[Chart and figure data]
┌────────

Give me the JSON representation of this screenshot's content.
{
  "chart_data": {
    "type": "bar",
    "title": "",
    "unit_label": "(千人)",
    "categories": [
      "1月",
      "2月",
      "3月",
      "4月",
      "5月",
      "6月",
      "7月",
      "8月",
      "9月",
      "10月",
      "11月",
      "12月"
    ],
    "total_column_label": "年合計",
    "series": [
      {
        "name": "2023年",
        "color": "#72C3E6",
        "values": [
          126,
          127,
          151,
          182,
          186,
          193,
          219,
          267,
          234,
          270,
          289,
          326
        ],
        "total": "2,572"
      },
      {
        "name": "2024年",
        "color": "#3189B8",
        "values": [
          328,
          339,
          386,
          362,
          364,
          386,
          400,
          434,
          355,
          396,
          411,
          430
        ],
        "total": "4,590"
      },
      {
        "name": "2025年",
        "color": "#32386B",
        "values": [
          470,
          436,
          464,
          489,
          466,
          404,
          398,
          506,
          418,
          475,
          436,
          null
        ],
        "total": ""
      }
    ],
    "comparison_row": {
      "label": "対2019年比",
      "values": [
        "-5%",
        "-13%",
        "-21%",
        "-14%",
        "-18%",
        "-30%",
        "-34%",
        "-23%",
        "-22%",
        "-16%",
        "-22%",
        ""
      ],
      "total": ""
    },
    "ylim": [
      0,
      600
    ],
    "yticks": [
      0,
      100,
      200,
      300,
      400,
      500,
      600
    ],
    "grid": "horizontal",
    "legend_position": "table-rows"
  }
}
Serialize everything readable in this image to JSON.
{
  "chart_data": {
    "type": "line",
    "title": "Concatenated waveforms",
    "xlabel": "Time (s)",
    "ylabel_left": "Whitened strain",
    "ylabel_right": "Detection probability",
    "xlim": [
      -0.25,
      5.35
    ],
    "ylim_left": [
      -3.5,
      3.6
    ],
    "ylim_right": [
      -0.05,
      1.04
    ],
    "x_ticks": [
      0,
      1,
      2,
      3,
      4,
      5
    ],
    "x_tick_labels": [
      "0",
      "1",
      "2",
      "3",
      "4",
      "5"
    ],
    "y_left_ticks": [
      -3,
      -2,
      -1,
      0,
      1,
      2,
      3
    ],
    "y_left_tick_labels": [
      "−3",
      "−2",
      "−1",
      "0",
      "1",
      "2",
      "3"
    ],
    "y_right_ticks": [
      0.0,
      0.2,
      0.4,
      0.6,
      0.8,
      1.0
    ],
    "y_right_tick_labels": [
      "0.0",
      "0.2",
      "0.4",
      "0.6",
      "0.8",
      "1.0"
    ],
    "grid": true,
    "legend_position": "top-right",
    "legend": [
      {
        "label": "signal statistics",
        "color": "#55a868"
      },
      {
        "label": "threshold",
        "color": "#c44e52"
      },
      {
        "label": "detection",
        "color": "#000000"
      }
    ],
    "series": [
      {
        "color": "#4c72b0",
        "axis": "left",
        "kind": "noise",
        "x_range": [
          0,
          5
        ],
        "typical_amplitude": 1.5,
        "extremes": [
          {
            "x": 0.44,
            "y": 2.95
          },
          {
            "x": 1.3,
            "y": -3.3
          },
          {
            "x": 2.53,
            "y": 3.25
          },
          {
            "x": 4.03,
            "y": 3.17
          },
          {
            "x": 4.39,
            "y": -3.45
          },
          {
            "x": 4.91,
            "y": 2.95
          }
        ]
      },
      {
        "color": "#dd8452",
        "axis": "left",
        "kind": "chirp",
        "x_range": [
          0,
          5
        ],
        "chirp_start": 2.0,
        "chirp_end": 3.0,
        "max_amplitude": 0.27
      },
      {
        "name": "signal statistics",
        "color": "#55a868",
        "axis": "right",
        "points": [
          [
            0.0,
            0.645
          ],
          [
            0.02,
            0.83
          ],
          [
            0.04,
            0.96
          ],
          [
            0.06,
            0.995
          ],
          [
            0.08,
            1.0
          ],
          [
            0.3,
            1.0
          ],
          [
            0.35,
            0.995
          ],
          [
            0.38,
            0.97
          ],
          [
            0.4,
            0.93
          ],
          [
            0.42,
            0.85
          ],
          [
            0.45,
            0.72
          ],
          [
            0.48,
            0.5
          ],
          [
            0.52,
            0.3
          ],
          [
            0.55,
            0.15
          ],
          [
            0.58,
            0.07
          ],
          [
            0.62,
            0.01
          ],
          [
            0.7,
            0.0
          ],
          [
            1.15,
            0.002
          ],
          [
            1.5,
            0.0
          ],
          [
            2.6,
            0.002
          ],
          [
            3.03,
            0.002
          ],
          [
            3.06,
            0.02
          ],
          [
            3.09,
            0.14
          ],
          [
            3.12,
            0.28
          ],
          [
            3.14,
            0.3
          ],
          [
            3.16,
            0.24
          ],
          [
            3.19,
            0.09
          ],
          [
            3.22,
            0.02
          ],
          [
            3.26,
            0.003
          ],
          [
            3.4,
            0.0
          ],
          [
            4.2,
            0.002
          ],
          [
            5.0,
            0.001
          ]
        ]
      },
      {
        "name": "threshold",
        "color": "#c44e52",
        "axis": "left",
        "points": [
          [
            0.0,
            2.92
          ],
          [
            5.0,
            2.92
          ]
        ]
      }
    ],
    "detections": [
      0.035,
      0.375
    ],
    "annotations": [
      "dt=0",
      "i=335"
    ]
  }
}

└────────

REQUIREMENT:
Extract the complete data, matching each line exactly.

EXPECTED ANSWER:
Give me the JSON representation of this screenshot's content.
{
  "chart_data": {
    "type": "bar",
    "title": "",
    "unit_label": "(千人)",
    "categories": [
      "1月",
      "2月",
      "3月",
      "4月",
      "5月",
      "6月",
      "7月",
      "8月",
      "9月",
      "10月",
      "11月",
      "12月"
    ],
    "total_column_label": "年合計",
    "series": [
      {
        "name": "2023年",
        "color": "#72C3E6",
        "values": [
          126,
          127,
          151,
          182,
          186,
          193,
          219,
          267,
          234,
          270,
          289,
          326
        ],
        "total": "2,572"
      },
      {
        "name": "2024年",
        "color": "#3189B8",
        "values": [
          328,
          339,
          386,
          362,
          364,
          386,
          400,
          434,
          355,
          396,
          411,
          430
        ],
        "total": "4,590"
      },
      {
        "name": "2025年",
        "color": "#32386B",
        "values": [
          470,
          436,
          464,
          489,
          466,
          404,
          398,
          506,
          418,
          475,
          436,
          null
        ],
        "total": ""
      }
    ],
    "comparison_row": {
      "label": "対2019年比",
      "values": [
        "-5%",
        "-13%",
        "-21%",
        "-14%",
        "-18%",
        "-30%",
        "-34%",
        "-23%",
        "-22%",
        "-16%",
        "-22%",
        ""
      ],
      "total": ""
    },
    "ylim": [
      0,
      600
    ],
    "yticks": [
      0,
      100,
      200,
      300,
      400,
      500,
      600
    ],
    "grid": "horizontal",
    "legend_position": "table-rows"
  }
}
Serialize everything readable in this image to JSON.
{
  "chart_data": {
    "type": "line",
    "title": "Concatenated waveforms",
    "xlabel": "Time (s)",
    "ylabel_left": "Whitened strain",
    "ylabel_right": "Detection probability",
    "xlim": [
      -0.25,
      5.35
    ],
    "ylim_left": [
      -3.5,
      3.6
    ],
    "ylim_right": [
      -0.05,
      1.04
    ],
    "x_ticks": [
      0,
      1,
      2,
      3,
      4,
      5
    ],
    "x_tick_labels": [
      "0",
      "1",
      "2",
      "3",
      "4",
      "5"
    ],
    "y_left_ticks": [
      -3,
      -2,
      -1,
      0,
      1,
      2,
      3
    ],
    "y_left_tick_labels": [
      "−3",
      "−2",
      "−1",
      "0",
      "1",
      "2",
      "3"
    ],
    "y_right_ticks": [
      0.0,
      0.2,
      0.4,
      0.6,
      0.8,
      1.0
    ],
    "y_right_tick_labels": [
      "0.0",
      "0.2",
      "0.4",
      "0.6",
      "0.8",
      "1.0"
    ],
    "grid": true,
    "legend_position": "top-right",
    "legend": [
      {
        "label": "signal statistics",
        "color": "#55a868"
      },
      {
        "label": "threshold",
        "color": "#c44e52"
      },
      {
        "label": "detection",
        "color": "#000000"
      }
    ],
    "series": [
      {
        "color": "#4c72b0",
        "axis": "left",
        "kind": "noise",
        "x_range": [
          0,
          5
        ],
        "typical_amplitude": 1.5,
        "extremes": [
          {
            "x": 0.44,
            "y": 2.95
          },
          {
            "x": 1.3,
            "y": -3.3
          },
          {
            "x": 2.53,
            "y": 3.25
          },
          {
            "x": 4.03,
            "y": 3.17
          },
          {
            "x": 4.39,
            "y": -3.45
          },
          {
            "x": 4.91,
            "y": 2.95
          }
        ]
      },
      {
        "color": "#dd8452",
        "axis": "left",
        "kind": "chirp",
        "x_range": [
          0,
          5
        ],
        "chirp_start": 2.0,
        "chirp_end": 3.0,
        "max_amplitude": 0.27
      },
      {
        "name": "signal statistics",
        "color": "#55a868",
        "axis": "right",
        "points": [
          [
            0.0,
            0.645
          ],
          [
            0.02,
            0.83
          ],
          [
            0.04,
            0.96
          ],
          [
            0.06,
            0.995
          ],
          [
            0.08,
            1.0
          ],
          [
            0.3,
            1.0
          ],
          [
            0.35,
            0.995
          ],
          [
            0.38,
            0.97
          ],
          [
            0.4,
            0.93
          ],
          [
            0.42,
            0.85
          ],
          [
            0.45,
            0.72
          ],
          [
            0.48,
            0.5
          ],
          [
            0.52,
            0.3
          ],
          [
            0.55,
            0.15
          ],
          [
            0.58,
            0.07
          ],
          [
            0.62,
            0.01
          ],
          [
            0.7,
            0.0
          ],
          [
            1.15,
            0.002
          ],
          [
            1.5,
            0.0
          ],
          [
            2.6,
            0.002
          ],
          [
            3.03,
            0.002
          ],
          [
            3.06,
            0.02
          ],
          [
            3.09,
            0.14
          ],
          [
            3.12,
            0.28
          ],
          [
            3.14,
            0.3
          ],
          [
            3.16,
            0.24
          ],
          [
            3.19,
            0.09
          ],
          [
            3.22,
            0.02
          ],
          [
            3.26,
            0.003
          ],
          [
            3.4,
            0.0
          ],
          [
            4.2,
            0.002
          ],
          [
            5.0,
            0.001
          ]
        ]
      },
      {
        "name": "threshold",
        "color": "#c44e52",
        "axis": "left",
        "points": [
          [
            0.0,
            2.92
          ],
          [
            5.0,
            2.92
          ]
        ]
      }
    ],
    "detections": [
      0.035,
      0.375
    ],
    "annotations": [
      "dt=0",
      "i=335"
    ]
  }
}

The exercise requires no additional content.